[Start of Dataset records]
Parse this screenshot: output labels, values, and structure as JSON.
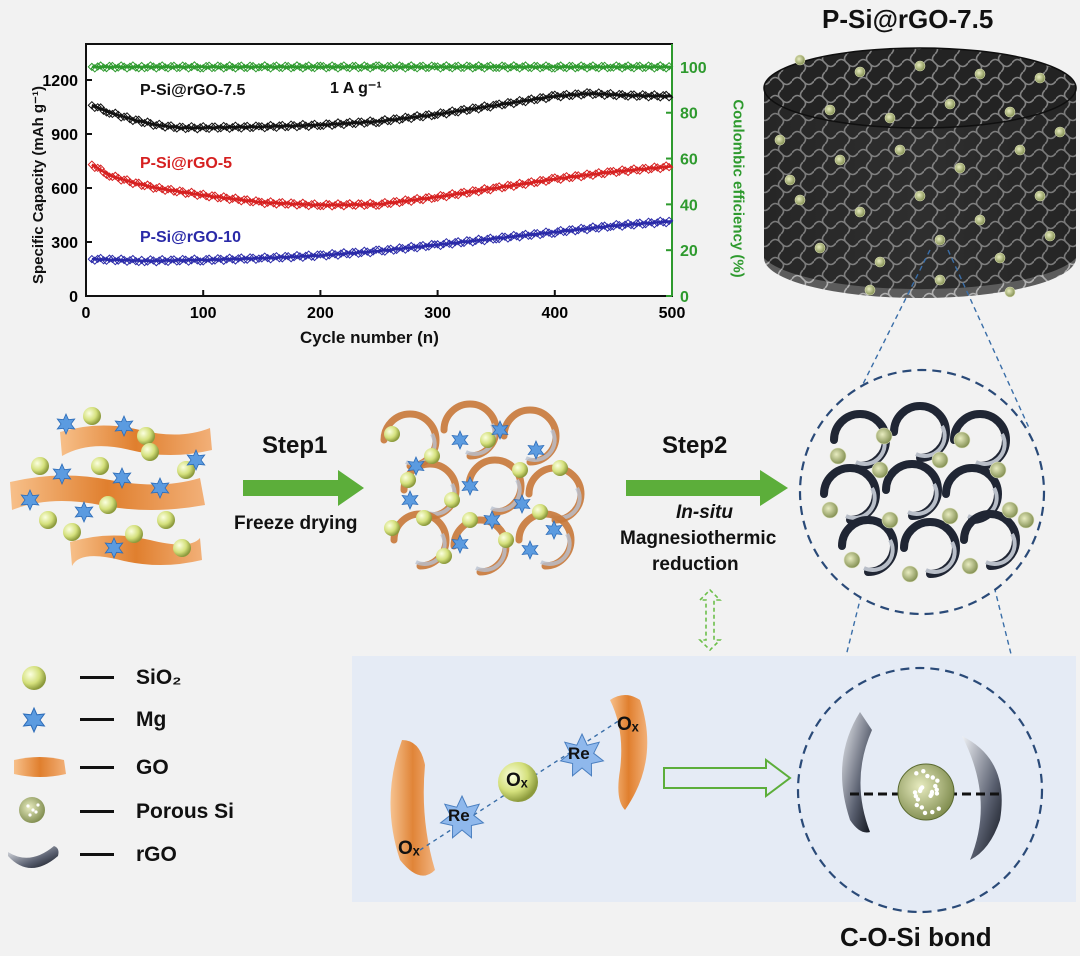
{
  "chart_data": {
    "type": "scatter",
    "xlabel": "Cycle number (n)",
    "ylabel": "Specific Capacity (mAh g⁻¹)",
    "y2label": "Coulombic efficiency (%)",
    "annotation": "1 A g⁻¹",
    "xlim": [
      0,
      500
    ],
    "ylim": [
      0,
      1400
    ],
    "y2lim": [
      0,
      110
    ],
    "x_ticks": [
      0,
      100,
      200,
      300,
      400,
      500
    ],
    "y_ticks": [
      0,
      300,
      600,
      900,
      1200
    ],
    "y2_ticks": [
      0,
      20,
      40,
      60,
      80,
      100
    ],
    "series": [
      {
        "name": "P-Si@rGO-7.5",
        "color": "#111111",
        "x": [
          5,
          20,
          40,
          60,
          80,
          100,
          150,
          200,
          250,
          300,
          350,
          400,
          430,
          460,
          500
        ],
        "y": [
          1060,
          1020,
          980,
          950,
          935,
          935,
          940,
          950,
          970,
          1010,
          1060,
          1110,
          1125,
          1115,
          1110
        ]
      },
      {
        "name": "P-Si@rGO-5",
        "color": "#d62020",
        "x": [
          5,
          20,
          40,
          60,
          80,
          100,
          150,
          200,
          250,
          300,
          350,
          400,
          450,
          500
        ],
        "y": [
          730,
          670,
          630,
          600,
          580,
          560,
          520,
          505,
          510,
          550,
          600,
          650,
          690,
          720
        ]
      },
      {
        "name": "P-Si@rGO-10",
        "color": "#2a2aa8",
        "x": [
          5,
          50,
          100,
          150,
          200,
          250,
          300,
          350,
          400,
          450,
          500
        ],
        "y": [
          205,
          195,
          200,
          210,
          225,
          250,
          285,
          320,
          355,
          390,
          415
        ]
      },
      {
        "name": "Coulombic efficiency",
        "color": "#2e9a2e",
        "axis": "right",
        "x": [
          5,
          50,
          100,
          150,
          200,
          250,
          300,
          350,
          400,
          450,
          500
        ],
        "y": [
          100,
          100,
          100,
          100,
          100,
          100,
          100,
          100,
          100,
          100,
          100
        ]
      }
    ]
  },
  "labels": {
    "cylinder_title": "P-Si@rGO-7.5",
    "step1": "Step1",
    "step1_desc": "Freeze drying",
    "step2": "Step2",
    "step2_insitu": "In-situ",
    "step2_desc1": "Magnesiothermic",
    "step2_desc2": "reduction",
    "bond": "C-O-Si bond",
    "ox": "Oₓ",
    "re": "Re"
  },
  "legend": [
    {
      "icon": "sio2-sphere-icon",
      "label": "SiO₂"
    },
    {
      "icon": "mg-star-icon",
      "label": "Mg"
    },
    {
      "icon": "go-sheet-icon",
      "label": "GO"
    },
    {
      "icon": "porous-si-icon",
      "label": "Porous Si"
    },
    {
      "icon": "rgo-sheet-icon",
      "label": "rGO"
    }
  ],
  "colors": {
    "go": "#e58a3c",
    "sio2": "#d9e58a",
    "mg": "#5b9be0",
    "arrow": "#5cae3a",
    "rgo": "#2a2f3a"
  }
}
[End of Dataset records]
[Start of Dataset records]
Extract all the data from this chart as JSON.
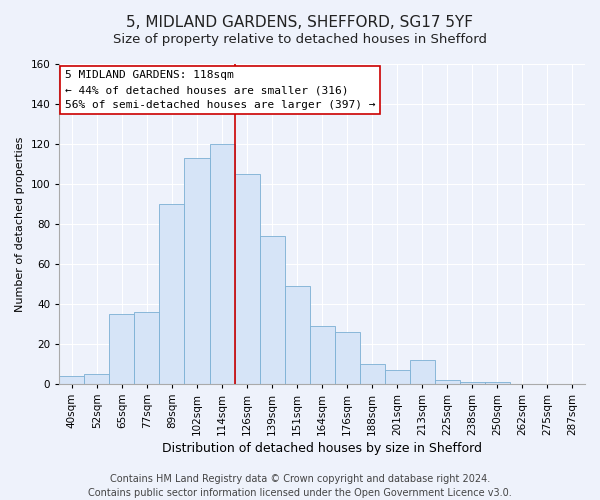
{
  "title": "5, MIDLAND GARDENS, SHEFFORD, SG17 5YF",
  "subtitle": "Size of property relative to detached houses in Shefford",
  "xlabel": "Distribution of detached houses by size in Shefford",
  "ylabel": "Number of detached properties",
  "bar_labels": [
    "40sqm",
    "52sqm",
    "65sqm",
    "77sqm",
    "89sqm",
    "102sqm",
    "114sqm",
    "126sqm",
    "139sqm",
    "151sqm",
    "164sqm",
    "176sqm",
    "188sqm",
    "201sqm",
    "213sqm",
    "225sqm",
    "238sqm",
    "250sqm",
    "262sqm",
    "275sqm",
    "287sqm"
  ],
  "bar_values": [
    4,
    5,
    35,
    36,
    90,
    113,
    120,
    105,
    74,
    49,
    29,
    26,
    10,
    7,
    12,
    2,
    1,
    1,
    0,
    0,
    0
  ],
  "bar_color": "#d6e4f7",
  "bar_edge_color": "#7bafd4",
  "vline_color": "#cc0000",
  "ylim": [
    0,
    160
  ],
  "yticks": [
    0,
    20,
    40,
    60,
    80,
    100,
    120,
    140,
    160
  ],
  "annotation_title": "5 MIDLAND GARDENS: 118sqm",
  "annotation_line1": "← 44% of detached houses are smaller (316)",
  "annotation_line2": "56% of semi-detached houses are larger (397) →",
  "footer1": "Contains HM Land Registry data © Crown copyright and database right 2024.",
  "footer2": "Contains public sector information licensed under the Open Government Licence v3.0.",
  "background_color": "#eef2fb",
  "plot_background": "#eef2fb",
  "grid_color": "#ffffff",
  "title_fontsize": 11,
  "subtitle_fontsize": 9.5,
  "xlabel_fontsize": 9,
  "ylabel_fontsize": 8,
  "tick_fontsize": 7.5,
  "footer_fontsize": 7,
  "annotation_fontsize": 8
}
[End of Dataset records]
Copy out every line with the word "Coulombic".

    "y2label": "Coulombic efficiency (%)",
        "name": "Coulombic efficiency",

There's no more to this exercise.